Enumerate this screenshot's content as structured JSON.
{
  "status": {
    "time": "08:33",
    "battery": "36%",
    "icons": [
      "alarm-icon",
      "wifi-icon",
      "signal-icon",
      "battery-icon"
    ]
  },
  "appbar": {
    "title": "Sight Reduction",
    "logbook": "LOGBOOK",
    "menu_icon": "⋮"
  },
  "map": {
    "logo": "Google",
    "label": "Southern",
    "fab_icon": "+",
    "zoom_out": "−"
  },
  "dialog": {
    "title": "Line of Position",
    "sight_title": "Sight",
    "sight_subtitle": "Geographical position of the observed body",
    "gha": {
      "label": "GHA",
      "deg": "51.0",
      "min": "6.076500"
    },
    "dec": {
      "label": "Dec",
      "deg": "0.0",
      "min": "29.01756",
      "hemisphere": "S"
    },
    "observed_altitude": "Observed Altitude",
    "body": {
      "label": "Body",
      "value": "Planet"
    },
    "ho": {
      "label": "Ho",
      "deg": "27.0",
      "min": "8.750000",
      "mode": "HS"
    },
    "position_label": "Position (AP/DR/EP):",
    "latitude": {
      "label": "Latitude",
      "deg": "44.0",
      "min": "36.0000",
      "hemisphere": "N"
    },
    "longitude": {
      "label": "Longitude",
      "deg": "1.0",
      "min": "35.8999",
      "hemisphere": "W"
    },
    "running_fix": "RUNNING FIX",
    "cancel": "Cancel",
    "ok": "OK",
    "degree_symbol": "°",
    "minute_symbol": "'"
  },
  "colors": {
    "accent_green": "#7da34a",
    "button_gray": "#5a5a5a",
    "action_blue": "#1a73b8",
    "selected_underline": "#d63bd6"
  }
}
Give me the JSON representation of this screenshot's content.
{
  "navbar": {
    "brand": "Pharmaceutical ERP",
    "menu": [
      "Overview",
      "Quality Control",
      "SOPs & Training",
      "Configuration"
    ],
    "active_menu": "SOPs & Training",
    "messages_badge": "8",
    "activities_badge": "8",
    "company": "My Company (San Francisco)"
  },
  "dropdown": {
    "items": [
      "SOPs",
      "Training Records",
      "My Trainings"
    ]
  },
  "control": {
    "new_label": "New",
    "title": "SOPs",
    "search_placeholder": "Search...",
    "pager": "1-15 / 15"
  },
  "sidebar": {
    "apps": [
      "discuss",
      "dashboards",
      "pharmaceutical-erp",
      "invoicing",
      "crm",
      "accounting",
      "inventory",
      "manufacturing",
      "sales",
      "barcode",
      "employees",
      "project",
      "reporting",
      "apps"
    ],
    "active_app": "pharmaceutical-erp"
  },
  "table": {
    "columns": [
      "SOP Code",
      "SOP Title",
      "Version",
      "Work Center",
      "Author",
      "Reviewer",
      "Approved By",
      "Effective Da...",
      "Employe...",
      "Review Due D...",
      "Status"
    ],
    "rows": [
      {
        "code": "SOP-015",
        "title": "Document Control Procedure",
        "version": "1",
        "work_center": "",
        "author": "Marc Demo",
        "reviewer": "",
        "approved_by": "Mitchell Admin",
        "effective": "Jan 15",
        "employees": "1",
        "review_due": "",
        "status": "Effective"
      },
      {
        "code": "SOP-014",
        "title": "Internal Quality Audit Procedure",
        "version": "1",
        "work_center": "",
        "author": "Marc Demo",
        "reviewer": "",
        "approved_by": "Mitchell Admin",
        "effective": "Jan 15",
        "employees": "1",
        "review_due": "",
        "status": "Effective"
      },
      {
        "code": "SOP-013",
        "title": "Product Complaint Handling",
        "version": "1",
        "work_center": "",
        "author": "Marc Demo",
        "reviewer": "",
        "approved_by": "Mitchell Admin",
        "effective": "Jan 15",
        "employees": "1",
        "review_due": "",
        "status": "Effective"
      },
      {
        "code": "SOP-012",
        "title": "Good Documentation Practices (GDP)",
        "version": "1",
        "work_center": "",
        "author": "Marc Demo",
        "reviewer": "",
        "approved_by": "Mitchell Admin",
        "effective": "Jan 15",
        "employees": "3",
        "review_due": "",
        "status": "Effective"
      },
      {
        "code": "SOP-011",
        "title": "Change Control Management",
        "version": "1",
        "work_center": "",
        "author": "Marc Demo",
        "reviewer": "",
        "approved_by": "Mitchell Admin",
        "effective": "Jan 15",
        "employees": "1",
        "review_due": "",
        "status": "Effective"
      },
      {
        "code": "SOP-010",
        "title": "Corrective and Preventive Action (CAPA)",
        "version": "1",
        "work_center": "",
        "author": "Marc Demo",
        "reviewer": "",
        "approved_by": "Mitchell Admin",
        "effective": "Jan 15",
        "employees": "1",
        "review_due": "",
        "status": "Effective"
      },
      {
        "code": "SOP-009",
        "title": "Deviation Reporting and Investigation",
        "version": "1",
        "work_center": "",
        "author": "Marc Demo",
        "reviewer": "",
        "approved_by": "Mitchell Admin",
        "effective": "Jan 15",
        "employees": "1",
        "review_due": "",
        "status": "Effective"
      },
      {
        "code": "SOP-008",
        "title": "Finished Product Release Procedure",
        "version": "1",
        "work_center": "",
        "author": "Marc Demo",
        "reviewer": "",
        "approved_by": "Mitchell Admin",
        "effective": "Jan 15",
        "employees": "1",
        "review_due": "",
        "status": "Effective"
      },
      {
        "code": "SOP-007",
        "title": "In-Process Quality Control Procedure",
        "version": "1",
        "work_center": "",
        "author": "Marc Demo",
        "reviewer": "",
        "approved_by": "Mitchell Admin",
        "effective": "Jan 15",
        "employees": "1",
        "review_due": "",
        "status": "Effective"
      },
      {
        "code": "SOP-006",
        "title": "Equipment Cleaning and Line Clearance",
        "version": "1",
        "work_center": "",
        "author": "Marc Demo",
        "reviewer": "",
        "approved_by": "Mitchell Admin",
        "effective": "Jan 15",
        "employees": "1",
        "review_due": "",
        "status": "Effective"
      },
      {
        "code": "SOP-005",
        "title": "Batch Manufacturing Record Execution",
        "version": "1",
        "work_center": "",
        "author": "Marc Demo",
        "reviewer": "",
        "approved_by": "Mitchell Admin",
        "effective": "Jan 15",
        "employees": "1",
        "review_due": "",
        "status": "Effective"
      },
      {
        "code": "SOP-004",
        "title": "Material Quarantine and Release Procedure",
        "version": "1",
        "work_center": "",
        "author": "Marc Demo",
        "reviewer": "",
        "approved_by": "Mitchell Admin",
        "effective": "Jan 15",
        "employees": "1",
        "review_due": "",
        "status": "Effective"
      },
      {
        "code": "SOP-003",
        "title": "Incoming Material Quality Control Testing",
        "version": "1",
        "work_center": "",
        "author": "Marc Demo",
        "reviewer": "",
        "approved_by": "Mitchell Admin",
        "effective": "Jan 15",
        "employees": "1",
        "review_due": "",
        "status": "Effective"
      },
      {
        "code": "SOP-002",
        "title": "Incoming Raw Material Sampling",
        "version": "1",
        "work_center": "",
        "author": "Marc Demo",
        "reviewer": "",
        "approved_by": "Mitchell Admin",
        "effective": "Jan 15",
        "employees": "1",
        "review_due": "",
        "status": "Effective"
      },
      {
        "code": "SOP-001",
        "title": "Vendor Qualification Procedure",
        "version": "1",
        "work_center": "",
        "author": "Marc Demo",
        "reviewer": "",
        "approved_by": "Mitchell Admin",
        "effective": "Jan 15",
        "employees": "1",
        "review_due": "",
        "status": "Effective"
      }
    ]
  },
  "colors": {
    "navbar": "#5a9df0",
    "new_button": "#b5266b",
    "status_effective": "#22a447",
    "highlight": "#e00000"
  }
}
━━━━━━
• What needs to be done: Note every line above where the string "Release" shows up, and copy those lines.

• The solution:
        "title": "Finished Product Release Procedure",
        "title": "Material Quarantine and Release Procedure",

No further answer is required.